AVAILABLE DATA:
::::
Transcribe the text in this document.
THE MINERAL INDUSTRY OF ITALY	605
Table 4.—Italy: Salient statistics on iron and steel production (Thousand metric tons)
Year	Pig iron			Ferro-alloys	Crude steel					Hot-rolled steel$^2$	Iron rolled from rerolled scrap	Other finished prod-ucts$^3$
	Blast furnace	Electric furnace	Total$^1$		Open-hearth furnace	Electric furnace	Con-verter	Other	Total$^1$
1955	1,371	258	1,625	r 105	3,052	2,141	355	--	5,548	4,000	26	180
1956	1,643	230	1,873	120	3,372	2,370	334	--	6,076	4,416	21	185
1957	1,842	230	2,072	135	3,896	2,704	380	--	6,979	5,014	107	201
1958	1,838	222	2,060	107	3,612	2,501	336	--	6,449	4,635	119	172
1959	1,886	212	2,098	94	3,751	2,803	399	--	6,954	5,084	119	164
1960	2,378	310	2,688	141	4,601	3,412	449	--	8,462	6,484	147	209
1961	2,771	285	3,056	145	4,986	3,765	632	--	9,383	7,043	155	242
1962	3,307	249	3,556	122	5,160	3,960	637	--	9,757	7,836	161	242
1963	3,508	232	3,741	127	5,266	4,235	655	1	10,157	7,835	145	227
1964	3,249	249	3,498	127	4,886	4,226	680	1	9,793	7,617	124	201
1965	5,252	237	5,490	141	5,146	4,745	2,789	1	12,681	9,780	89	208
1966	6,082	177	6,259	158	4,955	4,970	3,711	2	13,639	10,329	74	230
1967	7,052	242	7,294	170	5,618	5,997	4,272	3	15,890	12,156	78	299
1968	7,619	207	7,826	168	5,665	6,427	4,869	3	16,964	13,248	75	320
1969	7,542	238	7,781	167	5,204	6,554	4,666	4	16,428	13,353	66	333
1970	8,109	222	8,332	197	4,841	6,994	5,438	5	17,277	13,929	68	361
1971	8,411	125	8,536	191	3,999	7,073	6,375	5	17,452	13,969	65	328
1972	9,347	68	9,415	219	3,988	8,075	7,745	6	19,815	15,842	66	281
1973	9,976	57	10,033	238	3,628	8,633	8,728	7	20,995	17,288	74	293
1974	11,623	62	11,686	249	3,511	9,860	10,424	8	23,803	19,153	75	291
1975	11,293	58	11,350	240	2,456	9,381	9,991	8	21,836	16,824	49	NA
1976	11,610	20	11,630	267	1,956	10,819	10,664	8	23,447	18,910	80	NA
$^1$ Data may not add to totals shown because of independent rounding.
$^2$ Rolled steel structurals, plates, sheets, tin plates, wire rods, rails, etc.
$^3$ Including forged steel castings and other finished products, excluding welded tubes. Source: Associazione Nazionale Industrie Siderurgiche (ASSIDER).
::::
SHORT TASK: Every entry needs to be retyped exactly.

COMPLETED TASK:
Transcribe the text in this document.
THE MINERAL INDUSTRY OF ITALY	605
Table 4.—Italy: Salient statistics on iron and steel production (Thousand metric tons)
Year	Pig iron			Ferro-alloys	Crude steel					Hot-rolled steel$^2$	Iron rolled from rerolled scrap	Other finished prod-ucts$^3$
	Blast furnace	Electric furnace	Total$^1$		Open-hearth furnace	Electric furnace	Con-verter	Other	Total$^1$
1955	1,371	258	1,625	r 105	3,052	2,141	355	--	5,548	4,000	26	180
1956	1,643	230	1,873	120	3,372	2,370	334	--	6,076	4,416	21	185
1957	1,842	230	2,072	135	3,896	2,704	380	--	6,979	5,014	107	201
1958	1,838	222	2,060	107	3,612	2,501	336	--	6,449	4,635	119	172
1959	1,886	212	2,098	94	3,751	2,803	399	--	6,954	5,084	119	164
1960	2,378	310	2,688	141	4,601	3,412	449	--	8,462	6,484	147	209
1961	2,771	285	3,056	145	4,986	3,765	632	--	9,383	7,043	155	242
1962	3,307	249	3,556	122	5,160	3,960	637	--	9,757	7,836	161	242
1963	3,508	232	3,741	127	5,266	4,235	655	1	10,157	7,835	145	227
1964	3,249	249	3,498	127	4,886	4,226	680	1	9,793	7,617	124	201
1965	5,252	237	5,490	141	5,146	4,745	2,789	1	12,681	9,780	89	208
1966	6,082	177	6,259	158	4,955	4,970	3,711	2	13,639	10,329	74	230
1967	7,052	242	7,294	170	5,618	5,997	4,272	3	15,890	12,156	78	299
1968	7,619	207	7,826	168	5,665	6,427	4,869	3	16,964	13,248	75	320
1969	7,542	238	7,781	167	5,204	6,554	4,666	4	16,428	13,353	66	333
1970	8,109	222	8,332	197	4,841	6,994	5,438	5	17,277	13,929	68	361
1971	8,411	125	8,536	191	3,999	7,073	6,375	5	17,452	13,969	65	328
1972	9,347	68	9,415	219	3,988	8,075	7,745	6	19,815	15,842	66	281
1973	9,976	57	10,033	238	3,628	8,633	8,728	7	20,995	17,288	74	293
1974	11,623	62	11,686	249	3,511	9,860	10,424	8	23,803	19,153	75	291
1975	11,293	58	11,350	240	2,456	9,381	9,991	8	21,836	16,824	49	NA
1976	11,610	20	11,630	267	1,956	10,819	10,664	8	23,447	18,910	80	NA
$^1$ Data may not add to totals shown because of independent rounding.
$^2$ Rolled steel structurals, plates, sheets, tin plates, wire rods, rails, etc.
$^3$ Including forged steel castings and other finished products, excluding welded tubes. Source: Associazione Nazionale Industrie Siderurgiche (ASSIDER).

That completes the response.